* [What the exercise asks] Your task is to transcribe the data in full.

* [Recorded data]
----

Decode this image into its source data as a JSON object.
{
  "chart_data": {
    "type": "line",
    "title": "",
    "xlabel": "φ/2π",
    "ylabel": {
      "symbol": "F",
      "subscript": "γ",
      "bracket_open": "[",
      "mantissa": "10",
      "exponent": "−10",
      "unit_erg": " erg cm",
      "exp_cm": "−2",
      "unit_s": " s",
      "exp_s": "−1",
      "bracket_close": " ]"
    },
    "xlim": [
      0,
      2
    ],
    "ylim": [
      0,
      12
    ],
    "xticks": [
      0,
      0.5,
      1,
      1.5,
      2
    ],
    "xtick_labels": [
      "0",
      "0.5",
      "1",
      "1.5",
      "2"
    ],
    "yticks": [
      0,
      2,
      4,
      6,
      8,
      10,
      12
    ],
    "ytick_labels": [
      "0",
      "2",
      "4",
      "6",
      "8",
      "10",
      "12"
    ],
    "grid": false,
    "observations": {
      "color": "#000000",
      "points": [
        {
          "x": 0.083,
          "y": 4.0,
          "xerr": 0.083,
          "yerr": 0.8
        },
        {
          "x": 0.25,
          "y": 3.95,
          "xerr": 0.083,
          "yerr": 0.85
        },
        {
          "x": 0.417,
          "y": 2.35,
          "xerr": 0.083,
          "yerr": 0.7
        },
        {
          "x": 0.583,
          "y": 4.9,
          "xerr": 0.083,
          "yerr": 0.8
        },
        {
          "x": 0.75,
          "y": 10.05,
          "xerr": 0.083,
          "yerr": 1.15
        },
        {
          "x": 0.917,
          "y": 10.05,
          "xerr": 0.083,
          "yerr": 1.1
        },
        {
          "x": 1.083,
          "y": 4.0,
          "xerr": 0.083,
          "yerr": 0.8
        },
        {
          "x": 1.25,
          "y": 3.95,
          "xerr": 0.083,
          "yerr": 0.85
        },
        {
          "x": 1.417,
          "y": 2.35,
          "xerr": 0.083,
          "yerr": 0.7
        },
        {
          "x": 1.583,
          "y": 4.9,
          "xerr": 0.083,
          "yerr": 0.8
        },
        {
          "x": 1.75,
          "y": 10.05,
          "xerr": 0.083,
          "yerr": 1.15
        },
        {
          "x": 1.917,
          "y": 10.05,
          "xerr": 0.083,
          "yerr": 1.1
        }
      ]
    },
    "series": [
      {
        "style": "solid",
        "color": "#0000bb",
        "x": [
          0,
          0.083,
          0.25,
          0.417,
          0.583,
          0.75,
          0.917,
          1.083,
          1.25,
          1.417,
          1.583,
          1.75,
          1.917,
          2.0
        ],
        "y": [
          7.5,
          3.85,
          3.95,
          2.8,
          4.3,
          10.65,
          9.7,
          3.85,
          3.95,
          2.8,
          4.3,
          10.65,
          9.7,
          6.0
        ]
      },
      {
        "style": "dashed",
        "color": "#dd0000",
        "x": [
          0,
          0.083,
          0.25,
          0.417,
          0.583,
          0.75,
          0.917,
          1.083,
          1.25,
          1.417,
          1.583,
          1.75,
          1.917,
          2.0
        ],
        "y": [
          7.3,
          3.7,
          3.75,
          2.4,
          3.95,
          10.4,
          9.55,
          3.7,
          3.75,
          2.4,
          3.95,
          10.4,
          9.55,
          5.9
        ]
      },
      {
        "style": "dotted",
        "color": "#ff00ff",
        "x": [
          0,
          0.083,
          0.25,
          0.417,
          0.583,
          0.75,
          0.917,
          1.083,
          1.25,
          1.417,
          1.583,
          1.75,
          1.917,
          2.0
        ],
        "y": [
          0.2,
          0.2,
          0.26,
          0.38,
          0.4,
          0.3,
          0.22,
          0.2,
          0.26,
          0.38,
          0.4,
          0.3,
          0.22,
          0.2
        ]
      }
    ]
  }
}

----

* [Solution for this problem]
Decode this image into its source data as a JSON object.
{
  "chart_data": {
    "type": "line",
    "title": "",
    "xlabel": "φ/2π",
    "ylabel": {
      "symbol": "F",
      "subscript": "γ",
      "bracket_open": "[",
      "mantissa": "10",
      "exponent": "−10",
      "unit_erg": " erg cm",
      "exp_cm": "−2",
      "unit_s": " s",
      "exp_s": "−1",
      "bracket_close": " ]"
    },
    "xlim": [
      0,
      2
    ],
    "ylim": [
      0,
      12
    ],
    "xticks": [
      0,
      0.5,
      1,
      1.5,
      2
    ],
    "xtick_labels": [
      "0",
      "0.5",
      "1",
      "1.5",
      "2"
    ],
    "yticks": [
      0,
      2,
      4,
      6,
      8,
      10,
      12
    ],
    "ytick_labels": [
      "0",
      "2",
      "4",
      "6",
      "8",
      "10",
      "12"
    ],
    "grid": false,
    "observations": {
      "color": "#000000",
      "points": [
        {
          "x": 0.083,
          "y": 4.0,
          "xerr": 0.083,
          "yerr": 0.8
        },
        {
          "x": 0.25,
          "y": 3.95,
          "xerr": 0.083,
          "yerr": 0.85
        },
        {
          "x": 0.417,
          "y": 2.35,
          "xerr": 0.083,
          "yerr": 0.7
        },
        {
          "x": 0.583,
          "y": 4.9,
          "xerr": 0.083,
          "yerr": 0.8
        },
        {
          "x": 0.75,
          "y": 10.05,
          "xerr": 0.083,
          "yerr": 1.15
        },
        {
          "x": 0.917,
          "y": 10.05,
          "xerr": 0.083,
          "yerr": 1.1
        },
        {
          "x": 1.083,
          "y": 4.0,
          "xerr": 0.083,
          "yerr": 0.8
        },
        {
          "x": 1.25,
          "y": 3.95,
          "xerr": 0.083,
          "yerr": 0.85
        },
        {
          "x": 1.417,
          "y": 2.35,
          "xerr": 0.083,
          "yerr": 0.7
        },
        {
          "x": 1.583,
          "y": 4.9,
          "xerr": 0.083,
          "yerr": 0.8
        },
        {
          "x": 1.75,
          "y": 10.05,
          "xerr": 0.083,
          "yerr": 1.15
        },
        {
          "x": 1.917,
          "y": 10.05,
          "xerr": 0.083,
          "yerr": 1.1
        }
      ]
    },
    "series": [
      {
        "style": "solid",
        "color": "#0000bb",
        "x": [
          0,
          0.083,
          0.25,
          0.417,
          0.583,
          0.75,
          0.917,
          1.083,
          1.25,
          1.417,
          1.583,
          1.75,
          1.917,
          2.0
        ],
        "y": [
          7.5,
          3.85,
          3.95,
          2.8,
          4.3,
          10.65,
          9.7,
          3.85,
          3.95,
          2.8,
          4.3,
          10.65,
          9.7,
          6.0
        ]
      },
      {
        "style": "dashed",
        "color": "#dd0000",
        "x": [
          0,
          0.083,
          0.25,
          0.417,
          0.583,
          0.75,
          0.917,
          1.083,
          1.25,
          1.417,
          1.583,
          1.75,
          1.917,
          2.0
        ],
        "y": [
          7.3,
          3.7,
          3.75,
          2.4,
          3.95,
          10.4,
          9.55,
          3.7,
          3.75,
          2.4,
          3.95,
          10.4,
          9.55,
          5.9
        ]
      },
      {
        "style": "dotted",
        "color": "#ff00ff",
        "x": [
          0,
          0.083,
          0.25,
          0.417,
          0.583,
          0.75,
          0.917,
          1.083,
          1.25,
          1.417,
          1.583,
          1.75,
          1.917,
          2.0
        ],
        "y": [
          0.2,
          0.2,
          0.26,
          0.38,
          0.4,
          0.3,
          0.22,
          0.2,
          0.26,
          0.38,
          0.4,
          0.3,
          0.22,
          0.2
        ]
      }
    ]
  }
}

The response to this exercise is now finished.